● **PROBLEM STATEMENT**:
Find the lines containing the word "name" and copy every one of them.

● **RECORDS FOR THIS TASK**:
# # # # # # #

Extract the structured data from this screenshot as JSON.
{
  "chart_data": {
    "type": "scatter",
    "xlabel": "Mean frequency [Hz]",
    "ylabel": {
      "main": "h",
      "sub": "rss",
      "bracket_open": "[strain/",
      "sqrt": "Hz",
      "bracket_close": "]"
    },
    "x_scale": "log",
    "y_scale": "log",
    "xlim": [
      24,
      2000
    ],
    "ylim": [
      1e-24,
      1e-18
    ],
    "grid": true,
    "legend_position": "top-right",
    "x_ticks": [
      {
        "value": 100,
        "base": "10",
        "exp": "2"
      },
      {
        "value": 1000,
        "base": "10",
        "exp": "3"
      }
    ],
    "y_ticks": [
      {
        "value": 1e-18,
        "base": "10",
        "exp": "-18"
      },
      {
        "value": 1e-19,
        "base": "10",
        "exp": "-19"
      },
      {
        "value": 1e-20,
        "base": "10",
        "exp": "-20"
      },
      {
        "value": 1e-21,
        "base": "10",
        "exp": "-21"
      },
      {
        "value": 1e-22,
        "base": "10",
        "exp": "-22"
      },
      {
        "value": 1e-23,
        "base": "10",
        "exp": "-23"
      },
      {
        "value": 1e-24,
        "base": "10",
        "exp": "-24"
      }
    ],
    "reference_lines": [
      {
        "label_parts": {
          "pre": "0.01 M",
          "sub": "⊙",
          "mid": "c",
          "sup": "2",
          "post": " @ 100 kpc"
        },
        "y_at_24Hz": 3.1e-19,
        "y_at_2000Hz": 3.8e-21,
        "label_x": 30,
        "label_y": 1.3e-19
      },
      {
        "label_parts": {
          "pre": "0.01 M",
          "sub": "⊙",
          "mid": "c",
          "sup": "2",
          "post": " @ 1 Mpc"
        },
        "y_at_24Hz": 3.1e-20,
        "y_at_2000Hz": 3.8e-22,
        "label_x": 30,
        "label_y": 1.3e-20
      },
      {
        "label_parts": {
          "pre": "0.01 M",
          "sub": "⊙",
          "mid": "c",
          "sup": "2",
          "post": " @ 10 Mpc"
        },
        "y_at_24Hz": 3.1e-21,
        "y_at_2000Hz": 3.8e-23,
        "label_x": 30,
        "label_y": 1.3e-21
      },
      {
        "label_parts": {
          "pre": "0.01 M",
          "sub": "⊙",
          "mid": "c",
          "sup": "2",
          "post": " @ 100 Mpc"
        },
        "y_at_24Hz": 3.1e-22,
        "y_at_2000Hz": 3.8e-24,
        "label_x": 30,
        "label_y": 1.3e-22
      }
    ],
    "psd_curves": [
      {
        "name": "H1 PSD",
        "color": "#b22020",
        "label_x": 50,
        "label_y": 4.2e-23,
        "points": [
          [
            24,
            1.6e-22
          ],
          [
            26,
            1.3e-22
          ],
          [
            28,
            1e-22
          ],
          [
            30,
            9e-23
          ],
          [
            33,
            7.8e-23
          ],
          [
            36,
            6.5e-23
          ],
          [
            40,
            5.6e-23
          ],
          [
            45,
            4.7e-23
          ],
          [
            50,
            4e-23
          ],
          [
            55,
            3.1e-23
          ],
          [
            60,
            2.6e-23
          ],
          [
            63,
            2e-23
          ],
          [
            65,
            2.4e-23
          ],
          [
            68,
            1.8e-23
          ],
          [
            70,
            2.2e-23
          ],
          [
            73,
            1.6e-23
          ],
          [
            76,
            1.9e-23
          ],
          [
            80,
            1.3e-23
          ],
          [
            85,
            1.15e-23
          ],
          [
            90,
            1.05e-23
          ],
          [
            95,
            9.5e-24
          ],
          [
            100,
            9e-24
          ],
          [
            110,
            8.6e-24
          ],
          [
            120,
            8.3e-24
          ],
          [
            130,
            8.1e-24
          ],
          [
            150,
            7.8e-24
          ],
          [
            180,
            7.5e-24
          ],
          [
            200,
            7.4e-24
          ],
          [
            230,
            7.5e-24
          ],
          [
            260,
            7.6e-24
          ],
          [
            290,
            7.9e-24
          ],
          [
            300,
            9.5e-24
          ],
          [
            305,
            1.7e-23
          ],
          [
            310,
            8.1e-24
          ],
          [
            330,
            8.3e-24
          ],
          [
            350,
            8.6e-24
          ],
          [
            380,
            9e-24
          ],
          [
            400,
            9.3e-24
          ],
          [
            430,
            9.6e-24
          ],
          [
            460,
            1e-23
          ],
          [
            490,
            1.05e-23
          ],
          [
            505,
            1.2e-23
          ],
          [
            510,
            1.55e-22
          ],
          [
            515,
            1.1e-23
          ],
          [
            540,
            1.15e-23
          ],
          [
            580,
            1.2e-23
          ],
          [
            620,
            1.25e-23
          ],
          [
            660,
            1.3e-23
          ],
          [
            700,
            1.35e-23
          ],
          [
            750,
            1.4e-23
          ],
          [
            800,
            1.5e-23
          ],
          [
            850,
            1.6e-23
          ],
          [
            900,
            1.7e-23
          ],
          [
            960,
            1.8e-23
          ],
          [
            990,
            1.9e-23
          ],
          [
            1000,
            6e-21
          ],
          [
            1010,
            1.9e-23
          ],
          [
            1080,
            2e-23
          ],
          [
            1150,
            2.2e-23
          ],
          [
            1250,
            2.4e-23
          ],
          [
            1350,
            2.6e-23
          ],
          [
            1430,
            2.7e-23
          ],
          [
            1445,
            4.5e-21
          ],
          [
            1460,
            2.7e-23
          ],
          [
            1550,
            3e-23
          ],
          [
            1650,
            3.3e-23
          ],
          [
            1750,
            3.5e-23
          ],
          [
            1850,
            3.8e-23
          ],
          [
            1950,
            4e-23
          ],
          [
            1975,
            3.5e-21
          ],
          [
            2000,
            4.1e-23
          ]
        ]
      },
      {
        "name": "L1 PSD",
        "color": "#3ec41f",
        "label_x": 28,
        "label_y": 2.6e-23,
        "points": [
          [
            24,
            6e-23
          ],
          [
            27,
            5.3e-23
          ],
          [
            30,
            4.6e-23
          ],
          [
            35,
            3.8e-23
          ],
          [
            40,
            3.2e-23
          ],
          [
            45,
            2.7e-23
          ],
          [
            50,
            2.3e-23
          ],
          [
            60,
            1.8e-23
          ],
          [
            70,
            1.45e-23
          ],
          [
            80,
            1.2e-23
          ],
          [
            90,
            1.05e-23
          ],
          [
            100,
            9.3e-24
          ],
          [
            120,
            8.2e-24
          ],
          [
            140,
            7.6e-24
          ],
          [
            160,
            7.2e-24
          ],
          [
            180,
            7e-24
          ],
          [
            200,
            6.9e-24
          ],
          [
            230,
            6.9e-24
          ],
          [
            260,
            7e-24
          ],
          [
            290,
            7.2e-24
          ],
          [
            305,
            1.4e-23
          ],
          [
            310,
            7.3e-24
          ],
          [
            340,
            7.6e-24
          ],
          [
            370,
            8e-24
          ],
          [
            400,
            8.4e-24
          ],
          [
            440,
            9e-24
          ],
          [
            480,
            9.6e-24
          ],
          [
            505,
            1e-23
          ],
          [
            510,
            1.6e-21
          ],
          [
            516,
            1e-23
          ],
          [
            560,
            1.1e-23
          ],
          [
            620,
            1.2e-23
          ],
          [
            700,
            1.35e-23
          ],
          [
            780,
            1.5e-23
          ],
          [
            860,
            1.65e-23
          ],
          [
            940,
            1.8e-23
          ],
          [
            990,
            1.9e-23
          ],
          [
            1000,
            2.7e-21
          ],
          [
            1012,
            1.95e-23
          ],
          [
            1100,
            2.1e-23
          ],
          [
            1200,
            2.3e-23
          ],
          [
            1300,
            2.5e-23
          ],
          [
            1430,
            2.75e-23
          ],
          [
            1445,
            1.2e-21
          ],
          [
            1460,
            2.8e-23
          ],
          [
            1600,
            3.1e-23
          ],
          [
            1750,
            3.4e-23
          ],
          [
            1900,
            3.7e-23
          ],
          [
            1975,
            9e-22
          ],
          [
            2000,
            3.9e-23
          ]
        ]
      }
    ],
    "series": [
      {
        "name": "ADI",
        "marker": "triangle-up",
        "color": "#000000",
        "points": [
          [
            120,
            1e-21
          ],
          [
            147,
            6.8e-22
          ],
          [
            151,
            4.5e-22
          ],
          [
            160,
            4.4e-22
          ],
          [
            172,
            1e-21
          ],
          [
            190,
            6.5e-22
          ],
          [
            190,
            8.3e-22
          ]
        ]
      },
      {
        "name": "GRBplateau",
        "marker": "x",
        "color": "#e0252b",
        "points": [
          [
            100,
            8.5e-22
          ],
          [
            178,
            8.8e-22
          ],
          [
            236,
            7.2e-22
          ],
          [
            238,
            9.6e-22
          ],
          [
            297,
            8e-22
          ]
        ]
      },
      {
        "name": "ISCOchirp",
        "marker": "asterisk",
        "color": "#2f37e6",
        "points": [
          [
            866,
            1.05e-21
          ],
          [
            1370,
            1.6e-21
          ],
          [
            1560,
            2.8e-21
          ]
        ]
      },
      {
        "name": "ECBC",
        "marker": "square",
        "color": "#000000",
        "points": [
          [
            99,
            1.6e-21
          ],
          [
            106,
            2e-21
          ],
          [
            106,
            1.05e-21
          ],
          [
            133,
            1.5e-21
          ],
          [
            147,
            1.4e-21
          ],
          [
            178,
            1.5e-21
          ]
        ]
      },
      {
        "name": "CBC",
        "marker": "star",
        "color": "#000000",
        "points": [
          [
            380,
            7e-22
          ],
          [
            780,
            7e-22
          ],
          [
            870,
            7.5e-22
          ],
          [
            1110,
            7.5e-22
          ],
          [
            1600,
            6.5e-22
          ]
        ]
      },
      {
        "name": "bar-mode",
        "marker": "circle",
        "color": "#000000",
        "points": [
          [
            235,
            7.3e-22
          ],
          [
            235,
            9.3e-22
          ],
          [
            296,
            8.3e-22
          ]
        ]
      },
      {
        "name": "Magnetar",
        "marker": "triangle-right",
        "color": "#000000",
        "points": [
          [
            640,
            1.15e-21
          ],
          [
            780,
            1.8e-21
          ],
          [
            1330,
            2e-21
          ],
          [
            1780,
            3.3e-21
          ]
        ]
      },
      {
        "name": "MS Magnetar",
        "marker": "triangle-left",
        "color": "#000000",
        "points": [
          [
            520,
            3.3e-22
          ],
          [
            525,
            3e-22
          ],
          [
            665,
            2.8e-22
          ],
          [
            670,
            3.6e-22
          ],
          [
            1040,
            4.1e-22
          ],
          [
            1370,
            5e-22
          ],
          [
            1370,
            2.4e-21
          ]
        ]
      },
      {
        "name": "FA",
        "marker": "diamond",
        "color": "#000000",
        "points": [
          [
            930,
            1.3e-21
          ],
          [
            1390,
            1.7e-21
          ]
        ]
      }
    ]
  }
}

# # # # # # #

● **EXERCISE RESPONSE**:
        "name": "H1 PSD",
        "name": "L1 PSD",
        "name": "ADI",
        "name": "GRBplateau",
        "name": "ISCOchirp",
        "name": "ECBC",
        "name": "CBC",
        "name": "bar-mode",
        "name": "Magnetar",
        "name": "MS Magnetar",
        "name": "FA",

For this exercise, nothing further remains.